**DIRECTION:**
Output every entry exactly as written.

Stored data entries:
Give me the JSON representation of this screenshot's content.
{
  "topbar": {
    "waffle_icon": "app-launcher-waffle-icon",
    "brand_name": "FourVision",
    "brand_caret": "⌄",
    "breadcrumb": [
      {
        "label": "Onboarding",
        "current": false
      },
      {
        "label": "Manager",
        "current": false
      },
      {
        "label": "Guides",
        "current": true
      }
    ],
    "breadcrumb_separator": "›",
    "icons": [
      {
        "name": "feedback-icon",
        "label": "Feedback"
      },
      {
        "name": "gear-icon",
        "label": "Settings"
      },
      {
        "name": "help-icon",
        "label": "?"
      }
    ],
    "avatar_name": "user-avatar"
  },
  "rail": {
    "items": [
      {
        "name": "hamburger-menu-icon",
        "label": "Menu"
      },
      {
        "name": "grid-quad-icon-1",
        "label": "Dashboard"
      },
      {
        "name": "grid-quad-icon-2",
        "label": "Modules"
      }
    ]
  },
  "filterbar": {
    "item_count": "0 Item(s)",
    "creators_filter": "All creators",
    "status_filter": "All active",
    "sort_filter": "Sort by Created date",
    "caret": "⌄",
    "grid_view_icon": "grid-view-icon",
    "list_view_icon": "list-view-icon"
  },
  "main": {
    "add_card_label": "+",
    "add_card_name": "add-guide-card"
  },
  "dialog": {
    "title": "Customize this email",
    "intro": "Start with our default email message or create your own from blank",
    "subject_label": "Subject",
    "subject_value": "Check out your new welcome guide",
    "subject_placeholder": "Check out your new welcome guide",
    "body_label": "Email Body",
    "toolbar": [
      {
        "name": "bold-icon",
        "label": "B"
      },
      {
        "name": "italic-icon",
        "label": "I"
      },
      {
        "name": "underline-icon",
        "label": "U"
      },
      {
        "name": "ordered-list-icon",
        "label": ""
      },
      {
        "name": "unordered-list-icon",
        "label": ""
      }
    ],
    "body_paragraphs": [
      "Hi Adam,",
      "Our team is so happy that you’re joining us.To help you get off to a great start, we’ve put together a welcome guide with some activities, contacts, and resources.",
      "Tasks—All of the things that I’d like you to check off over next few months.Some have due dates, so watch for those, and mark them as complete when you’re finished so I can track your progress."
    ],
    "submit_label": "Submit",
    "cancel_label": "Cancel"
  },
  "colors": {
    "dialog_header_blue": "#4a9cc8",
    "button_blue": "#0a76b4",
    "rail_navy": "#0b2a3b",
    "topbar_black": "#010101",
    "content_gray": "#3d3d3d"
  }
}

**CORRECT RESULT:**
Give me the JSON representation of this screenshot's content.
{
  "topbar": {
    "waffle_icon": "app-launcher-waffle-icon",
    "brand_name": "FourVision",
    "brand_caret": "⌄",
    "breadcrumb": [
      {
        "label": "Onboarding",
        "current": false
      },
      {
        "label": "Manager",
        "current": false
      },
      {
        "label": "Guides",
        "current": true
      }
    ],
    "breadcrumb_separator": "›",
    "icons": [
      {
        "name": "feedback-icon",
        "label": "Feedback"
      },
      {
        "name": "gear-icon",
        "label": "Settings"
      },
      {
        "name": "help-icon",
        "label": "?"
      }
    ],
    "avatar_name": "user-avatar"
  },
  "rail": {
    "items": [
      {
        "name": "hamburger-menu-icon",
        "label": "Menu"
      },
      {
        "name": "grid-quad-icon-1",
        "label": "Dashboard"
      },
      {
        "name": "grid-quad-icon-2",
        "label": "Modules"
      }
    ]
  },
  "filterbar": {
    "item_count": "0 Item(s)",
    "creators_filter": "All creators",
    "status_filter": "All active",
    "sort_filter": "Sort by Created date",
    "caret": "⌄",
    "grid_view_icon": "grid-view-icon",
    "list_view_icon": "list-view-icon"
  },
  "main": {
    "add_card_label": "+",
    "add_card_name": "add-guide-card"
  },
  "dialog": {
    "title": "Customize this email",
    "intro": "Start with our default email message or create your own from blank",
    "subject_label": "Subject",
    "subject_value": "Check out your new welcome guide",
    "subject_placeholder": "Check out your new welcome guide",
    "body_label": "Email Body",
    "toolbar": [
      {
        "name": "bold-icon",
        "label": "B"
      },
      {
        "name": "italic-icon",
        "label": "I"
      },
      {
        "name": "underline-icon",
        "label": "U"
      },
      {
        "name": "ordered-list-icon",
        "label": ""
      },
      {
        "name": "unordered-list-icon",
        "label": ""
      }
    ],
    "body_paragraphs": [
      "Hi Adam,",
      "Our team is so happy that you’re joining us.To help you get off to a great start, we’ve put together a welcome guide with some activities, contacts, and resources.",
      "Tasks—All of the things that I’d like you to check off over next few months.Some have due dates, so watch for those, and mark them as complete when you’re finished so I can track your progress."
    ],
    "submit_label": "Submit",
    "cancel_label": "Cancel"
  },
  "colors": {
    "dialog_header_blue": "#4a9cc8",
    "button_blue": "#0a76b4",
    "rail_navy": "#0b2a3b",
    "topbar_black": "#010101",
    "content_gray": "#3d3d3d"
  }
}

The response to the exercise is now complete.